(Figure content listings)

════════════════════

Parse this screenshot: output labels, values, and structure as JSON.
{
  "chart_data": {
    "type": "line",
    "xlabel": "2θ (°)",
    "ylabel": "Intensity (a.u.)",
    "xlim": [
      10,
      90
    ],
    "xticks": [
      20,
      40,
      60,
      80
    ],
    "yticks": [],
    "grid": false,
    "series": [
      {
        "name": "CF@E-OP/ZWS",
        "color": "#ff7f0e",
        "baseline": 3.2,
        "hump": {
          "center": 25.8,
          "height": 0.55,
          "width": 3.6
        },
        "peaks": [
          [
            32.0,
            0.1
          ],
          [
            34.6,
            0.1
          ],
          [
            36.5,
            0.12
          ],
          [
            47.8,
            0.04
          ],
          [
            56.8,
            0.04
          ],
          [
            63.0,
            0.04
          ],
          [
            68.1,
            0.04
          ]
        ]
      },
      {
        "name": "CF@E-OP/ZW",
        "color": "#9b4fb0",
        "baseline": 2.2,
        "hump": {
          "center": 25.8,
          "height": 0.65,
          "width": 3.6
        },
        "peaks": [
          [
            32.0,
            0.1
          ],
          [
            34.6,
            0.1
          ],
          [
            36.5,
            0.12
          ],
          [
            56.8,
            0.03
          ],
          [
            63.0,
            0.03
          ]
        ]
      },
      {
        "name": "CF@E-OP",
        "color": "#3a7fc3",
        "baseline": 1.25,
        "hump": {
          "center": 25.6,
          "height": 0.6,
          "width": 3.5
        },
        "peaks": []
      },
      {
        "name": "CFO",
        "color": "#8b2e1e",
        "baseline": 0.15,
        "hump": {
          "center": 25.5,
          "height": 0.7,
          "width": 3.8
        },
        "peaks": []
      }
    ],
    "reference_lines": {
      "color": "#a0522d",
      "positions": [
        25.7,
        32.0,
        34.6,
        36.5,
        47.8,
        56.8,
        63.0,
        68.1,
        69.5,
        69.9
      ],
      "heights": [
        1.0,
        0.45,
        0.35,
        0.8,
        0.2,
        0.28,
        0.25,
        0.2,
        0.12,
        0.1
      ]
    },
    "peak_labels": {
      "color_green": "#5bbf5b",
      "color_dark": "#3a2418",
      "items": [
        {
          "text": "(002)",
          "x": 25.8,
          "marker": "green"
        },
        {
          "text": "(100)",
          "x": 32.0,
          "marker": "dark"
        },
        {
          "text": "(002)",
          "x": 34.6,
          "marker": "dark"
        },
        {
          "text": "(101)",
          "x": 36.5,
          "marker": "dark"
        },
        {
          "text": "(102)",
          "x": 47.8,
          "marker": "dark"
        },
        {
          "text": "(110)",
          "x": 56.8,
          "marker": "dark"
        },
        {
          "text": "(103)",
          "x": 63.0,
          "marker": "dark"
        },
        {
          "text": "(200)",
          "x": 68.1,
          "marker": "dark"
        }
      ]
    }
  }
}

════════════════════

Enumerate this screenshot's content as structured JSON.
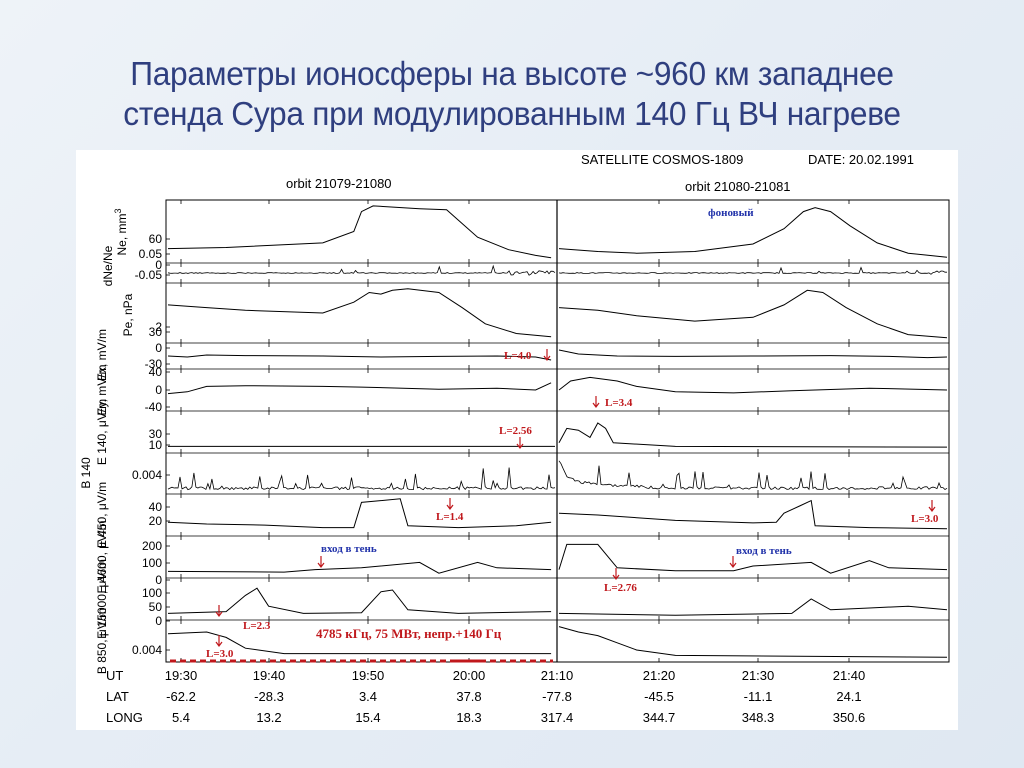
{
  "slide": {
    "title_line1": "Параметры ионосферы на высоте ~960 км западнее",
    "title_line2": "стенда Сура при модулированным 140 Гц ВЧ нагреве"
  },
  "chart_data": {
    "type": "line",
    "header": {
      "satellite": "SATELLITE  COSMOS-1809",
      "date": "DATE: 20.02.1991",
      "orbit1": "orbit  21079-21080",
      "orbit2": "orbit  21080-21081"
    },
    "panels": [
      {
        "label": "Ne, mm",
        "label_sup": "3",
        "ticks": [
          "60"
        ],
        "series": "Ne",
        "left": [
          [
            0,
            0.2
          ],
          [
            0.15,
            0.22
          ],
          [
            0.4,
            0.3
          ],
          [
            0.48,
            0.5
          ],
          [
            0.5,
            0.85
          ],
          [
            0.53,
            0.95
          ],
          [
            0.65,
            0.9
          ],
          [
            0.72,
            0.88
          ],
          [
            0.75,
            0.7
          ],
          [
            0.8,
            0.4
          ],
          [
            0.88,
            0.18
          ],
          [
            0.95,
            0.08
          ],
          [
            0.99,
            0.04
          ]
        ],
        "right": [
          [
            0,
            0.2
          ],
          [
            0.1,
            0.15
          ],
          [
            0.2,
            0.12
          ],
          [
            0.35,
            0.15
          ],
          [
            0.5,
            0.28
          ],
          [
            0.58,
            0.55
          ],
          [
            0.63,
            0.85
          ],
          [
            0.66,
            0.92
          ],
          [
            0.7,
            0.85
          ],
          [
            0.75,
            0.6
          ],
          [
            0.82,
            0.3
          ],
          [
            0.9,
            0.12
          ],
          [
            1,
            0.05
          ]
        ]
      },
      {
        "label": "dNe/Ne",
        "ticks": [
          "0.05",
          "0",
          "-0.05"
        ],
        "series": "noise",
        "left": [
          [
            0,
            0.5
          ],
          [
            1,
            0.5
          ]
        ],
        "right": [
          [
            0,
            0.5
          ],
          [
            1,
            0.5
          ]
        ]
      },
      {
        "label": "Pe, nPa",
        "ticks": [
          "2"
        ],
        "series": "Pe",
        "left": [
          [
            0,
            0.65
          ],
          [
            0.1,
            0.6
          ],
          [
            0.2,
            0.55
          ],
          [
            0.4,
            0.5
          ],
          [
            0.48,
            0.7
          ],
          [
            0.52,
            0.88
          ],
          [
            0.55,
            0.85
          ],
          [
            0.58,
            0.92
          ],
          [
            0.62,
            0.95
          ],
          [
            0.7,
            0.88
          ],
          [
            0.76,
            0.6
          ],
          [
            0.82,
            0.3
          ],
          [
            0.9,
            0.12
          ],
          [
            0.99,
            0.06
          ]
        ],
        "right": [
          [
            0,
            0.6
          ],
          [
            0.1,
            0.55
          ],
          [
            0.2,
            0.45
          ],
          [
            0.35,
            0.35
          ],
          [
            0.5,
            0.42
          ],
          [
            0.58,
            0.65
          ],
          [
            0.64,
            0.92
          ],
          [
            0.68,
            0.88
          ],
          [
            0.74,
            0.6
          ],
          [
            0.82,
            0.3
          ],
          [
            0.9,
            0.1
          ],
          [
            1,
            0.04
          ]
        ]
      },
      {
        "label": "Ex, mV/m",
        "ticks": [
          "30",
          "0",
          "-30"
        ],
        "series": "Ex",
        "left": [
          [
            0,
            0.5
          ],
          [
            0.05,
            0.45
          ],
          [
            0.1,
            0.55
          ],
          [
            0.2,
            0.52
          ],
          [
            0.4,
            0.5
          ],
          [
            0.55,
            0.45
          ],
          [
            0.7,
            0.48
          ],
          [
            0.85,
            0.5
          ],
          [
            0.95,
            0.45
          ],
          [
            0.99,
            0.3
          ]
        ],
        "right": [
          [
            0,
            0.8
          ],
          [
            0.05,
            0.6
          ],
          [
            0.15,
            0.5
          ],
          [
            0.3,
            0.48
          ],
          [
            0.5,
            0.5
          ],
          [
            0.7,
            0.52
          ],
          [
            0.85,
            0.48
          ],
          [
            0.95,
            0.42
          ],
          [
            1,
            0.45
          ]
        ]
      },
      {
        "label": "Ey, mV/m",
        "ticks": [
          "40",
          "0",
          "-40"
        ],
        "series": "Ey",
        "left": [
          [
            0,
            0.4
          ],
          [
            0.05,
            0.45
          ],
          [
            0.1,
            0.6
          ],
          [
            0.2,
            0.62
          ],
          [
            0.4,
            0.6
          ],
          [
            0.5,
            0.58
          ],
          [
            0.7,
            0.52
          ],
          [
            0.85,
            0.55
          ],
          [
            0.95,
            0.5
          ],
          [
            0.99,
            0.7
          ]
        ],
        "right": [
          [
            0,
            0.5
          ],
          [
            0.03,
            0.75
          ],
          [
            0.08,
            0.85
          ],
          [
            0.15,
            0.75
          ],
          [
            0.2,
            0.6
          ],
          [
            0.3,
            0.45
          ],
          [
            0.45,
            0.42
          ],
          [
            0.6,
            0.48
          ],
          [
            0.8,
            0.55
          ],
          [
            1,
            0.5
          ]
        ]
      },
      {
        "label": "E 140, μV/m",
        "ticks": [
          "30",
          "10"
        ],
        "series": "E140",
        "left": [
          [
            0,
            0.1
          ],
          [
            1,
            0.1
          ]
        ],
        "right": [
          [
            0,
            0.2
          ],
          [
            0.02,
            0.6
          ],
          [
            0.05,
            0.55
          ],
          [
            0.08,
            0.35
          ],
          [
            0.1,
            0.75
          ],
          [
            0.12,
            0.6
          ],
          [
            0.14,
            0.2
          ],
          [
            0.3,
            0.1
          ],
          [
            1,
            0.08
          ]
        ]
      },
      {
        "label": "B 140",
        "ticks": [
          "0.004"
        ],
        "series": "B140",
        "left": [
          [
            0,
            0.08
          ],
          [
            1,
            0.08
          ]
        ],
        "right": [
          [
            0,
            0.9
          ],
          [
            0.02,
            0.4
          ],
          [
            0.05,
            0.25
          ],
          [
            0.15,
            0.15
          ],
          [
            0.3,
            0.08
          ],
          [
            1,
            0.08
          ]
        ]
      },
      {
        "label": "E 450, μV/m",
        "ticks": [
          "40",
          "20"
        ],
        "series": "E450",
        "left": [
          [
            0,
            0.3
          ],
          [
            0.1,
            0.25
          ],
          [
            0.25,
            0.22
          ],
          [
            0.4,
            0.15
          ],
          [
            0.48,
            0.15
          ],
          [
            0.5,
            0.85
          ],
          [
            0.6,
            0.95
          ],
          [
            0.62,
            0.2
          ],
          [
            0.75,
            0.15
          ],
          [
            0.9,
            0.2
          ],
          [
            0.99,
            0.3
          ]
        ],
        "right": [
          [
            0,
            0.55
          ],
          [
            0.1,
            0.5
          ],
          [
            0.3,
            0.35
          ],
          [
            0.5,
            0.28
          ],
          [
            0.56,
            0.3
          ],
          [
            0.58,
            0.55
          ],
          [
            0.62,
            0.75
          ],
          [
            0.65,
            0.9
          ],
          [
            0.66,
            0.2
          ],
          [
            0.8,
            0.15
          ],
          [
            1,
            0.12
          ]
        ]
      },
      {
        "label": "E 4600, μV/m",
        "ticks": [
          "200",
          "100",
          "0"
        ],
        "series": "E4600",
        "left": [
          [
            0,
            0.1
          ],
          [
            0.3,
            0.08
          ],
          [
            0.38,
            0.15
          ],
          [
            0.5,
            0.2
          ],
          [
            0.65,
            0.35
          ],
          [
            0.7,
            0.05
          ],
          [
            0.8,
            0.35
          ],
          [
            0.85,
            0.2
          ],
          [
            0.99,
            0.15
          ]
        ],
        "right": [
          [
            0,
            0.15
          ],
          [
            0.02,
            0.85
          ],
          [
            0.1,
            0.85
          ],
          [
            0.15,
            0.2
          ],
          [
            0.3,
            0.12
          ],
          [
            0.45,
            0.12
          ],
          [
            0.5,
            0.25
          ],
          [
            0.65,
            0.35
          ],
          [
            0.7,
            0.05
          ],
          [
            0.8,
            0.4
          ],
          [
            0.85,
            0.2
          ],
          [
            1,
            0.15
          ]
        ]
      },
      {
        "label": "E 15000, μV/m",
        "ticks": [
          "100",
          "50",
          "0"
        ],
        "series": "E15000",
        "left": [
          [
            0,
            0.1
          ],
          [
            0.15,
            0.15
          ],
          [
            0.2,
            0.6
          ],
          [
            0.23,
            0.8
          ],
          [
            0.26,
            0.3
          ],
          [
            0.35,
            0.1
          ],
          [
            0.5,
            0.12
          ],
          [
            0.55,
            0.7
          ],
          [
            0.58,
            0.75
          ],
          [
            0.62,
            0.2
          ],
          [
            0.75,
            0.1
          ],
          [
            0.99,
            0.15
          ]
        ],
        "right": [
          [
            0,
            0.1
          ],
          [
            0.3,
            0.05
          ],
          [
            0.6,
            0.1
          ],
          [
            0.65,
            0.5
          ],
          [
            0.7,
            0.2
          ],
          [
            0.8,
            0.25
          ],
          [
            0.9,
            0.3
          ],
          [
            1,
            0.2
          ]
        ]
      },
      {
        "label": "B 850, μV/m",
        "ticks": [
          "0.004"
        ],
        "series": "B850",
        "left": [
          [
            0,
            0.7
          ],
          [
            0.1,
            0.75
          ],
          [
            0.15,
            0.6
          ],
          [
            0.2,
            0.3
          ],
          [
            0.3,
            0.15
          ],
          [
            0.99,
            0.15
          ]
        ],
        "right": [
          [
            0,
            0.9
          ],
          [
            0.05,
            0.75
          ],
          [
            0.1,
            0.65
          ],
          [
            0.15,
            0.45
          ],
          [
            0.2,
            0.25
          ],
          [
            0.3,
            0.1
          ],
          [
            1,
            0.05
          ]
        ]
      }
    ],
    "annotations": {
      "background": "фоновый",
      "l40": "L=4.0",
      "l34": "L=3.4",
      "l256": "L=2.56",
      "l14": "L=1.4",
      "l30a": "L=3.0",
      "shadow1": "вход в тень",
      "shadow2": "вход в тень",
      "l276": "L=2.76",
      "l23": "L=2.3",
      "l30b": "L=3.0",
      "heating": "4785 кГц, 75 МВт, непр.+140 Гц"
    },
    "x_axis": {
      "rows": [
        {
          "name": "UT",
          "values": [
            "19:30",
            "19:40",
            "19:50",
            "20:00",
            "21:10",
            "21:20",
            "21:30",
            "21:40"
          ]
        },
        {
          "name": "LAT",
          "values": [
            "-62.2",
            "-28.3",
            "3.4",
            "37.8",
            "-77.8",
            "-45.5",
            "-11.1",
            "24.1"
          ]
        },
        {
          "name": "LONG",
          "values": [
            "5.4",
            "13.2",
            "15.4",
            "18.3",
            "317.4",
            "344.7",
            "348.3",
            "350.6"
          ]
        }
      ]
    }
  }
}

════════════════════

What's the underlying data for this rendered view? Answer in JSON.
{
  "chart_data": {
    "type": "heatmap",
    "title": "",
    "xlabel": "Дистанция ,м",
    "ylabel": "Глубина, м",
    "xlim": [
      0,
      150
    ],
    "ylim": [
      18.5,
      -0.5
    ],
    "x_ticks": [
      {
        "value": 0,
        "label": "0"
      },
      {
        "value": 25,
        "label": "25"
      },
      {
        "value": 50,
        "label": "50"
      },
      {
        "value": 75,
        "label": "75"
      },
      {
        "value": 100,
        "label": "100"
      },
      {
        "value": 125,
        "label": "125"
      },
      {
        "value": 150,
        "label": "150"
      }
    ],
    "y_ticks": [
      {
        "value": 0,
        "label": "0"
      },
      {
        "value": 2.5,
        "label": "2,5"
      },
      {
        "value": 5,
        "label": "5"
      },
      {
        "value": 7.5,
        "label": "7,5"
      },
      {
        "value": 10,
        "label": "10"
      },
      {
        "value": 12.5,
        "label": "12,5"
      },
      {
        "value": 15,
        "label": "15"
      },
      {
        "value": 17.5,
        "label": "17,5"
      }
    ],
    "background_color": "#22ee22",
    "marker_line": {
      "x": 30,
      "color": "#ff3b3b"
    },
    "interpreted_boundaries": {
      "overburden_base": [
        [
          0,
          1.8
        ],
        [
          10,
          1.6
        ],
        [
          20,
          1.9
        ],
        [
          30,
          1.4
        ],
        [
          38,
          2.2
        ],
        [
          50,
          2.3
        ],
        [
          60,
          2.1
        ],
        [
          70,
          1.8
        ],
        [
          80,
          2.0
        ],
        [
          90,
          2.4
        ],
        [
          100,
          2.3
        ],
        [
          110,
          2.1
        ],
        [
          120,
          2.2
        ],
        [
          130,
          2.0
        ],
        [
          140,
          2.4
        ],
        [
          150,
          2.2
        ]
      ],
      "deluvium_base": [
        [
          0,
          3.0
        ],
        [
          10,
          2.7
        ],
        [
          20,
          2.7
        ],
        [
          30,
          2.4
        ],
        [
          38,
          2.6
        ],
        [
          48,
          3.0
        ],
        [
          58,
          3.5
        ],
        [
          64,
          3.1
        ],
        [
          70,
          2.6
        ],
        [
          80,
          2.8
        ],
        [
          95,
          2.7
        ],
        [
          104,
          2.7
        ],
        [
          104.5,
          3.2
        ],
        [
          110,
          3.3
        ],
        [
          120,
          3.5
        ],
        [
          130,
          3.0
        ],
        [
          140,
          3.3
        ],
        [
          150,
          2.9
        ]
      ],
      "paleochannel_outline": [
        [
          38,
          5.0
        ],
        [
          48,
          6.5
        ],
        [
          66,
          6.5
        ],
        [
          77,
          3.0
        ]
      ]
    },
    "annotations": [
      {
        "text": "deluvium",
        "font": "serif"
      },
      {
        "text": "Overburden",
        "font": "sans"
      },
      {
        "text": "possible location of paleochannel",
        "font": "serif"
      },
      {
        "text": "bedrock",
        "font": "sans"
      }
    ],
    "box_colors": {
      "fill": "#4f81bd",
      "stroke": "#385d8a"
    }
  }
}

════════════════════

_TASK:_ Collect the lines of the records that include the string "text".

_SOLVED PROBLEM:_
          "text": "(002)",
          "text": "(100)",
          "text": "(002)",
          "text": "(101)",
          "text": "(102)",
          "text": "(110)",
          "text": "(103)",
          "text": "(200)",
        "text": "deluvium",
        "text": "Overburden",
        "text": "possible location of paleochannel",
        "text": "bedrock",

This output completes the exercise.